- What needs to be done:
Write the records below out again exactly as given, with no images.

- Data provided:

__________________________________________________

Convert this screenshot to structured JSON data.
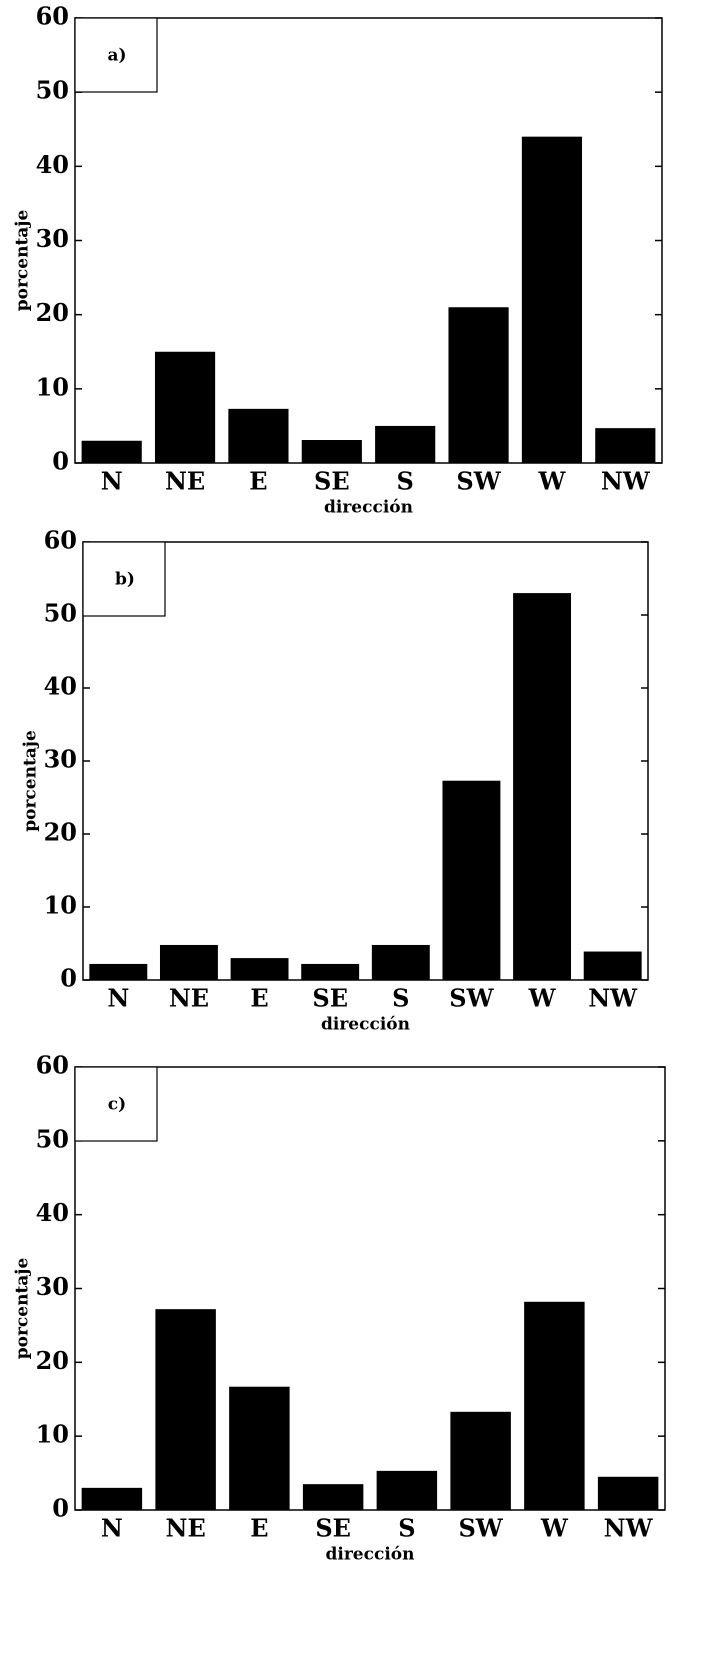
{
  "chart_data": [
    {
      "type": "bar",
      "panel_label": "a)",
      "categories": [
        "N",
        "NE",
        "E",
        "SE",
        "S",
        "SW",
        "W",
        "NW"
      ],
      "values": [
        3.0,
        15.0,
        7.3,
        3.1,
        5.0,
        21.0,
        44.0,
        4.7
      ],
      "color": "#000000",
      "ylim": [
        0,
        60
      ],
      "yticks": [
        0,
        10,
        20,
        30,
        40,
        50,
        60
      ],
      "xlabel": "dirección",
      "ylabel": "porcentaje"
    },
    {
      "type": "bar",
      "panel_label": "b)",
      "categories": [
        "N",
        "NE",
        "E",
        "SE",
        "S",
        "SW",
        "W",
        "NW"
      ],
      "values": [
        2.2,
        4.8,
        3.0,
        2.2,
        4.8,
        27.3,
        53.0,
        3.9
      ],
      "color": "#000000",
      "ylim": [
        0,
        60
      ],
      "yticks": [
        0,
        10,
        20,
        30,
        40,
        50,
        60
      ],
      "xlabel": "dirección",
      "ylabel": "porcentaje"
    },
    {
      "type": "bar",
      "panel_label": "c)",
      "categories": [
        "N",
        "NE",
        "E",
        "SE",
        "S",
        "SW",
        "W",
        "NW"
      ],
      "values": [
        3.0,
        27.2,
        16.7,
        3.5,
        5.3,
        13.3,
        28.2,
        4.5
      ],
      "color": "#000000",
      "ylim": [
        0,
        60
      ],
      "yticks": [
        0,
        10,
        20,
        30,
        40,
        50,
        60
      ],
      "xlabel": "dirección",
      "ylabel": "porcentaje"
    }
  ]
}
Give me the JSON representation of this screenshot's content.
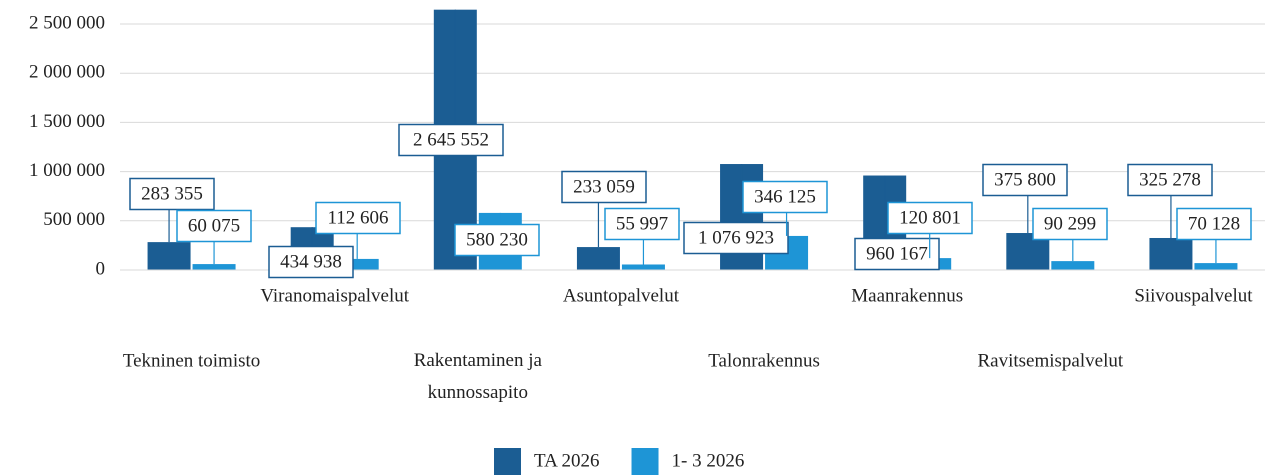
{
  "chart_data": {
    "type": "bar",
    "categories": [
      "Tekninen toimisto",
      "Viranomaispalvelut",
      "Rakentaminen ja kunnossapito",
      "Asuntopalvelut",
      "Talonrakennus",
      "Maanrakennus",
      "Ravitsemispalvelut",
      "Siivouspalvelut"
    ],
    "series": [
      {
        "name": "TA 2026",
        "color": "#1b5d93",
        "values": [
          283355,
          434938,
          2645552,
          233059,
          1076923,
          960167,
          375800,
          325278
        ],
        "value_labels": [
          "283 355",
          "434 938",
          "2 645 552",
          "233 059",
          "1 076 923",
          "960 167",
          "375 800",
          "325 278"
        ]
      },
      {
        "name": "1- 3 2026",
        "color": "#1e95d6",
        "values": [
          60075,
          112606,
          580230,
          55997,
          346125,
          120801,
          90299,
          70128
        ],
        "value_labels": [
          "60 075",
          "112 606",
          "580 230",
          "55 997",
          "346 125",
          "120 801",
          "90 299",
          "70 128"
        ]
      }
    ],
    "ylim": [
      0,
      2700000
    ],
    "yticks": [
      {
        "value": 0,
        "label": "0"
      },
      {
        "value": 500000,
        "label": "500 000"
      },
      {
        "value": 1000000,
        "label": "1 000 000"
      },
      {
        "value": 1500000,
        "label": "1 500 000"
      },
      {
        "value": 2000000,
        "label": "2 000 000"
      },
      {
        "value": 2500000,
        "label": "2 500 000"
      }
    ],
    "grid": true,
    "legend": "bottom"
  }
}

__________________________________________________

- Result of this exercise:
Convert this screenshot to structured JSON data.
{
  "chart_data": [
    {
      "type": "bar",
      "panel_label": "a)",
      "categories": [
        "N",
        "NE",
        "E",
        "SE",
        "S",
        "SW",
        "W",
        "NW"
      ],
      "values": [
        3.0,
        15.0,
        7.3,
        3.1,
        5.0,
        21.0,
        44.0,
        4.7
      ],
      "color": "#000000",
      "ylim": [
        0,
        60
      ],
      "yticks": [
        0,
        10,
        20,
        30,
        40,
        50,
        60
      ],
      "xlabel": "dirección",
      "ylabel": "porcentaje"
    },
    {
      "type": "bar",
      "panel_label": "b)",
      "categories": [
        "N",
        "NE",
        "E",
        "SE",
        "S",
        "SW",
        "W",
        "NW"
      ],
      "values": [
        2.2,
        4.8,
        3.0,
        2.2,
        4.8,
        27.3,
        53.0,
        3.9
      ],
      "color": "#000000",
      "ylim": [
        0,
        60
      ],
      "yticks": [
        0,
        10,
        20,
        30,
        40,
        50,
        60
      ],
      "xlabel": "dirección",
      "ylabel": "porcentaje"
    },
    {
      "type": "bar",
      "panel_label": "c)",
      "categories": [
        "N",
        "NE",
        "E",
        "SE",
        "S",
        "SW",
        "W",
        "NW"
      ],
      "values": [
        3.0,
        27.2,
        16.7,
        3.5,
        5.3,
        13.3,
        28.2,
        4.5
      ],
      "color": "#000000",
      "ylim": [
        0,
        60
      ],
      "yticks": [
        0,
        10,
        20,
        30,
        40,
        50,
        60
      ],
      "xlabel": "dirección",
      "ylabel": "porcentaje"
    }
  ]
}
Give me the JSON representation of this screenshot's content.
{
  "chart_data": {
    "type": "bar",
    "categories": [
      "Tekninen toimisto",
      "Viranomaispalvelut",
      "Rakentaminen ja kunnossapito",
      "Asuntopalvelut",
      "Talonrakennus",
      "Maanrakennus",
      "Ravitsemispalvelut",
      "Siivouspalvelut"
    ],
    "series": [
      {
        "name": "TA 2026",
        "color": "#1b5d93",
        "values": [
          283355,
          434938,
          2645552,
          233059,
          1076923,
          960167,
          375800,
          325278
        ],
        "value_labels": [
          "283 355",
          "434 938",
          "2 645 552",
          "233 059",
          "1 076 923",
          "960 167",
          "375 800",
          "325 278"
        ]
      },
      {
        "name": "1- 3 2026",
        "color": "#1e95d6",
        "values": [
          60075,
          112606,
          580230,
          55997,
          346125,
          120801,
          90299,
          70128
        ],
        "value_labels": [
          "60 075",
          "112 606",
          "580 230",
          "55 997",
          "346 125",
          "120 801",
          "90 299",
          "70 128"
        ]
      }
    ],
    "ylim": [
      0,
      2700000
    ],
    "yticks": [
      {
        "value": 0,
        "label": "0"
      },
      {
        "value": 500000,
        "label": "500 000"
      },
      {
        "value": 1000000,
        "label": "1 000 000"
      },
      {
        "value": 1500000,
        "label": "1 500 000"
      },
      {
        "value": 2000000,
        "label": "2 000 000"
      },
      {
        "value": 2500000,
        "label": "2 500 000"
      }
    ],
    "grid": true,
    "legend": "bottom"
  }
}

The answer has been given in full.